Dataset rows:
>>

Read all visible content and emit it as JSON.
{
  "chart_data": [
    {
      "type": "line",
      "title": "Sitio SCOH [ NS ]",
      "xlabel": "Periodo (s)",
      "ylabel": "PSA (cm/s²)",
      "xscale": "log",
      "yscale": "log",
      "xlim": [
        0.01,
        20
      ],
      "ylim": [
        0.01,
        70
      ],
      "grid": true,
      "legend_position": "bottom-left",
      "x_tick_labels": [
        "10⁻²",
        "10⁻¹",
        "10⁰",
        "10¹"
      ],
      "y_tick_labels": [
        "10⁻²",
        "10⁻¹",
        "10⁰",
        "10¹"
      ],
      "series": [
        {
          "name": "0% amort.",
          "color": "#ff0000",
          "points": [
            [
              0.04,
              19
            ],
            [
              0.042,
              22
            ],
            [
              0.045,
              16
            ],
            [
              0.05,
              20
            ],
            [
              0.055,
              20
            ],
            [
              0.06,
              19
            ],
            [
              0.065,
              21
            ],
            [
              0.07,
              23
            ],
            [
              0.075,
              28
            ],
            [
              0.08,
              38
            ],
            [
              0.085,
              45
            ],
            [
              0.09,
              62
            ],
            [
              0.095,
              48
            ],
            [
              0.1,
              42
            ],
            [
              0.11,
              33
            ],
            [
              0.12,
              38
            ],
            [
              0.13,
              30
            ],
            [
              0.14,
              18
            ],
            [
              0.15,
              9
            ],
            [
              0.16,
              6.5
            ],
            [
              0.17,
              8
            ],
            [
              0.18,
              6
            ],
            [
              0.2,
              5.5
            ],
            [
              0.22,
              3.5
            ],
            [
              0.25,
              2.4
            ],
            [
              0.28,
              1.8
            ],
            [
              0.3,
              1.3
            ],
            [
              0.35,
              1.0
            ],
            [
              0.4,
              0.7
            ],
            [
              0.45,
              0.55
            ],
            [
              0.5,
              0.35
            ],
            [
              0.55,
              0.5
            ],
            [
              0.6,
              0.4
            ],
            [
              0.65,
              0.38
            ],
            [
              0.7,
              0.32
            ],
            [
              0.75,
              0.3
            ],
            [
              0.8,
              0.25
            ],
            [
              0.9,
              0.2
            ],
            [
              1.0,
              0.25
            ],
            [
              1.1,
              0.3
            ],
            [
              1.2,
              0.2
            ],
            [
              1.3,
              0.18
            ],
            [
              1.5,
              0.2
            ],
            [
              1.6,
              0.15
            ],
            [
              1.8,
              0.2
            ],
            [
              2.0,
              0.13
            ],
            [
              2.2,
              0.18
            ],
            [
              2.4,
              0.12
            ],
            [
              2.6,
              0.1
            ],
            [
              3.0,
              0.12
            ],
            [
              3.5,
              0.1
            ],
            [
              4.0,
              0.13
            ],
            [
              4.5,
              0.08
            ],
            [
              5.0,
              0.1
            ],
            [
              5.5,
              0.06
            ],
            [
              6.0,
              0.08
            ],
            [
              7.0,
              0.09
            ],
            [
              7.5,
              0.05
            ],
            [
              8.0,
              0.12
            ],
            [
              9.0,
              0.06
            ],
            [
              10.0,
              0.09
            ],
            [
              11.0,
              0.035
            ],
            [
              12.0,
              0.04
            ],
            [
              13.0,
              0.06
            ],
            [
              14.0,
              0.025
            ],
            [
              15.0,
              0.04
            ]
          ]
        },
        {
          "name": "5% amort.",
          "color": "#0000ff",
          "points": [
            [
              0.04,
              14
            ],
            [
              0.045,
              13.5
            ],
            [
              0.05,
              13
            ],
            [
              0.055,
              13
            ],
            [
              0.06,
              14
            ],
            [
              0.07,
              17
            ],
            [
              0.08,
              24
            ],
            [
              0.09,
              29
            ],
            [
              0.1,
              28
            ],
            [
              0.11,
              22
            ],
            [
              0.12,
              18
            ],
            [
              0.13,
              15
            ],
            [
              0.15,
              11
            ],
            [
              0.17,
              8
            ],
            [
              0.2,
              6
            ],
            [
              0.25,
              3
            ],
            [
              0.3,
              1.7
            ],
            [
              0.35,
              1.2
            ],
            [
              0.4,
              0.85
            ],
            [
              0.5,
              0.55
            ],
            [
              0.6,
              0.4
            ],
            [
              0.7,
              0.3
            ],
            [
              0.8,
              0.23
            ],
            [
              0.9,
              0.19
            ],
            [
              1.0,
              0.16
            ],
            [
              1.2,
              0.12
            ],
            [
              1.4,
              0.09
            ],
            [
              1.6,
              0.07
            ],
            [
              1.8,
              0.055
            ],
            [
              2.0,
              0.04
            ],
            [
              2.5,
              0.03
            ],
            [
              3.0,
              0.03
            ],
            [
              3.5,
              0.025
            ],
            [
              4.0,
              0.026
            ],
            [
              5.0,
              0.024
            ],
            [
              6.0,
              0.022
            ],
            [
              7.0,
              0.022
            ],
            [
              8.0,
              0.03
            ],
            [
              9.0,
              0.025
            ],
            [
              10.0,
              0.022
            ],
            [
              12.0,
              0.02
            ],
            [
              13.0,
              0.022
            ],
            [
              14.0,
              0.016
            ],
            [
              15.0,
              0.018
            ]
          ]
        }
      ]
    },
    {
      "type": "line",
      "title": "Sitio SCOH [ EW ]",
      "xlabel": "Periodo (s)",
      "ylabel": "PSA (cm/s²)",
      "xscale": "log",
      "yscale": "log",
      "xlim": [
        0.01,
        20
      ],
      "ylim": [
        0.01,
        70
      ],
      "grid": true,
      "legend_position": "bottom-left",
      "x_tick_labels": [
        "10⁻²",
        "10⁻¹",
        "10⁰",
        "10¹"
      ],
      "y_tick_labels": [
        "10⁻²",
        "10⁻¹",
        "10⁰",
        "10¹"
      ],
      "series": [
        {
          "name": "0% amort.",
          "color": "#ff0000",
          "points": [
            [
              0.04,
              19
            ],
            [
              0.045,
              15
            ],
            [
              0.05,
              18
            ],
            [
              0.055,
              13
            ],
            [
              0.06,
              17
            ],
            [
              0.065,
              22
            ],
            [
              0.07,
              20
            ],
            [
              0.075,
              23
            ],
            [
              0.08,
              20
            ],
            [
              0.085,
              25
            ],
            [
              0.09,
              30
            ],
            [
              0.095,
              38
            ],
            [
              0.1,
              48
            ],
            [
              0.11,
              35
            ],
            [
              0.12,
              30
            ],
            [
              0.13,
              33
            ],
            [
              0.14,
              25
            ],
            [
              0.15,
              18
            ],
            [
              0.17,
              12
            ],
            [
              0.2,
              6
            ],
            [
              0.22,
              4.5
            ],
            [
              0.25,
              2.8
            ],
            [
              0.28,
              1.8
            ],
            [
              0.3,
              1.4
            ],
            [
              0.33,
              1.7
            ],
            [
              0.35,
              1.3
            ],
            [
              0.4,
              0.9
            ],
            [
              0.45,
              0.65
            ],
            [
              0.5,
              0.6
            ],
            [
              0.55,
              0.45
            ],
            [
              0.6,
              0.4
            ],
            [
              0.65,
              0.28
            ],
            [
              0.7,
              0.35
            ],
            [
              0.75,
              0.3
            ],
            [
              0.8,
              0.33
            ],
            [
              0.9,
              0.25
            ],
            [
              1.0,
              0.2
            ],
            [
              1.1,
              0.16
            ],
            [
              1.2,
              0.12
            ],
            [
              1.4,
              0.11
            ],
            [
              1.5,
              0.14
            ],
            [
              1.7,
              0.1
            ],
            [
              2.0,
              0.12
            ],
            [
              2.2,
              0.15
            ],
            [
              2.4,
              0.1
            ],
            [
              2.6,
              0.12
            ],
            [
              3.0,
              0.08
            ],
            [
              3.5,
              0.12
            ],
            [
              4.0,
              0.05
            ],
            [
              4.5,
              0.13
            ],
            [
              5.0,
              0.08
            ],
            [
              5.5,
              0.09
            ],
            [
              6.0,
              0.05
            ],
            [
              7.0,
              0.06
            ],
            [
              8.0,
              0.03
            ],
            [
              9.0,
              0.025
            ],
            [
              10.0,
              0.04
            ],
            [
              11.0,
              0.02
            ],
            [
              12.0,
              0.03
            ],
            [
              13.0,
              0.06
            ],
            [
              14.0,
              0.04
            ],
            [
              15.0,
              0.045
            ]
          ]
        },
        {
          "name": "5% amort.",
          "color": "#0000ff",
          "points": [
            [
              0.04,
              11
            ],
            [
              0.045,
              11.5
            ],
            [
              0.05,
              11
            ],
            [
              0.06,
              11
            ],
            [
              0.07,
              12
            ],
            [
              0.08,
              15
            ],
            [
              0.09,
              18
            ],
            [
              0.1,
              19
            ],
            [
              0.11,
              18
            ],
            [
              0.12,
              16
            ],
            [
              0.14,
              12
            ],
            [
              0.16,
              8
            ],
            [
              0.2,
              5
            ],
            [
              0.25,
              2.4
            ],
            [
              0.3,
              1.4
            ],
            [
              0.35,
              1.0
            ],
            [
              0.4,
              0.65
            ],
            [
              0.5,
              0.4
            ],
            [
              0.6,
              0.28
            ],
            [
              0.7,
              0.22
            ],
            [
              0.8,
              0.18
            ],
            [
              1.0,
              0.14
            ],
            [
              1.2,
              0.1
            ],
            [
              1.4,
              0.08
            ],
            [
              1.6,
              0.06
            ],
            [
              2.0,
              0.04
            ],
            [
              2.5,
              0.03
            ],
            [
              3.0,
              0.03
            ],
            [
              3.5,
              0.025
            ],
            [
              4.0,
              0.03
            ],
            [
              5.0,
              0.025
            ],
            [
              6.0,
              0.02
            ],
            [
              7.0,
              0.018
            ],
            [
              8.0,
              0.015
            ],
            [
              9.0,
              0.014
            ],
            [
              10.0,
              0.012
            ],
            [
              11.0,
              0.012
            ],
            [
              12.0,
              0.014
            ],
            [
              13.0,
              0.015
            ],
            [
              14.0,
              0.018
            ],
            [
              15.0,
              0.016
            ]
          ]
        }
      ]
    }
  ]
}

<<

### Exercise details
Each line above that holds the string "title" should be copied and shown.

### Reply
      "title": "Sitio SCOH [ NS ]",
      "title": "Sitio SCOH [ EW ]",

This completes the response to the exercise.